• [Task input]

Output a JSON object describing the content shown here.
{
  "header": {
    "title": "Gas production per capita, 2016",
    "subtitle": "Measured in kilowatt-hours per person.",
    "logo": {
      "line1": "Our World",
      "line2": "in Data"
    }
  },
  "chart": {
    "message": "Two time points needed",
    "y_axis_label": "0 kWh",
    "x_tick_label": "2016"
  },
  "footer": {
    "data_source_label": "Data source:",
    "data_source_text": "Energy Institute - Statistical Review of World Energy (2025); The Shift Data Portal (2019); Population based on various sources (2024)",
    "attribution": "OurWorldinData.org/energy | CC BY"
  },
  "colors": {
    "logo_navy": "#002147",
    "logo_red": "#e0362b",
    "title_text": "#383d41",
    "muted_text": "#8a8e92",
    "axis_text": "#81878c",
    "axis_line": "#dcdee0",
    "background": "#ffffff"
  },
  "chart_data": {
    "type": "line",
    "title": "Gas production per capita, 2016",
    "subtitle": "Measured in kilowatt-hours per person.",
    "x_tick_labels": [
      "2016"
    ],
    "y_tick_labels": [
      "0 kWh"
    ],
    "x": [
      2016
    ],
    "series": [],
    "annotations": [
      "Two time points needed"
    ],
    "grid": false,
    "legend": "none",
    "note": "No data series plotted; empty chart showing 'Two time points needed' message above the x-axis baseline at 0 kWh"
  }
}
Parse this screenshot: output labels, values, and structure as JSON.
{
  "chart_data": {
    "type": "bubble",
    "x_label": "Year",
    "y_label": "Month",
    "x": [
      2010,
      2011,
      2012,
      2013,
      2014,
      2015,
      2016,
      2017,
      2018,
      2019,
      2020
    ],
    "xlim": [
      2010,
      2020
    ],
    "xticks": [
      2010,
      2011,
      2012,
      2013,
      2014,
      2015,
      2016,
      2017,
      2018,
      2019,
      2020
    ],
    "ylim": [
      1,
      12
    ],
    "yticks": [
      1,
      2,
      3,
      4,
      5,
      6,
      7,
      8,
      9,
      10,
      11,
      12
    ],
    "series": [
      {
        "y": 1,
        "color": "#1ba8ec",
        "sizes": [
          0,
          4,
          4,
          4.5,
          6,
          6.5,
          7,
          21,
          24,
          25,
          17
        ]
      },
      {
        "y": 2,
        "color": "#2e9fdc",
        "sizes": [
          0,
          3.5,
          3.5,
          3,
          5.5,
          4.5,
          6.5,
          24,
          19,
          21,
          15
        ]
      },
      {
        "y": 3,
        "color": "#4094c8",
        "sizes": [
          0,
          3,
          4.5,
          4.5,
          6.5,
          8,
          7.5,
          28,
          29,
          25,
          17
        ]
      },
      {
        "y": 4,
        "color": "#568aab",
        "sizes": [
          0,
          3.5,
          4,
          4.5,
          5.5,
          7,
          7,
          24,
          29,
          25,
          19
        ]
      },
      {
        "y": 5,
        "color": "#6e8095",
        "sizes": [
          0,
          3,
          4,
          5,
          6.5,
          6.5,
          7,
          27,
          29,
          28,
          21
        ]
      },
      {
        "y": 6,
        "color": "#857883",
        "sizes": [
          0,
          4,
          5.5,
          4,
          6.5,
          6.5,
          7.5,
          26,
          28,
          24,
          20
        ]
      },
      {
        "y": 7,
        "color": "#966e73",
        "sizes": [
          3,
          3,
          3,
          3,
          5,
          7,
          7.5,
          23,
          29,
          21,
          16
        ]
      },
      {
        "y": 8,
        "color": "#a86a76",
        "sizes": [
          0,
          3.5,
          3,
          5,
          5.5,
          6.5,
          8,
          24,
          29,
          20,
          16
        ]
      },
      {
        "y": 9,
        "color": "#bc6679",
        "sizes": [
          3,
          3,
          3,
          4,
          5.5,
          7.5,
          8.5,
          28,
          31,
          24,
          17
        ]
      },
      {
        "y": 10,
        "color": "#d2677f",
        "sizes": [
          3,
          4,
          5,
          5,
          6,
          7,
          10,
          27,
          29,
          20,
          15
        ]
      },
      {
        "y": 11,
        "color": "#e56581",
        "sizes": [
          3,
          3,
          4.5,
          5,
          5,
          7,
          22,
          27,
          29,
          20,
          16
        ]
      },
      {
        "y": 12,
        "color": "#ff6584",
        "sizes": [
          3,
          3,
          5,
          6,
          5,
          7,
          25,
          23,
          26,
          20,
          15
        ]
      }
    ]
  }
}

• [What you should do]
Copy all lines above containing the string "points".

• [Correct result]
    "message": "Two time points needed",
      "Two time points needed"
    "note": "No data series plotted; empty chart showing 'Two time points needed' message above the x-axis baseline at 0 kWh"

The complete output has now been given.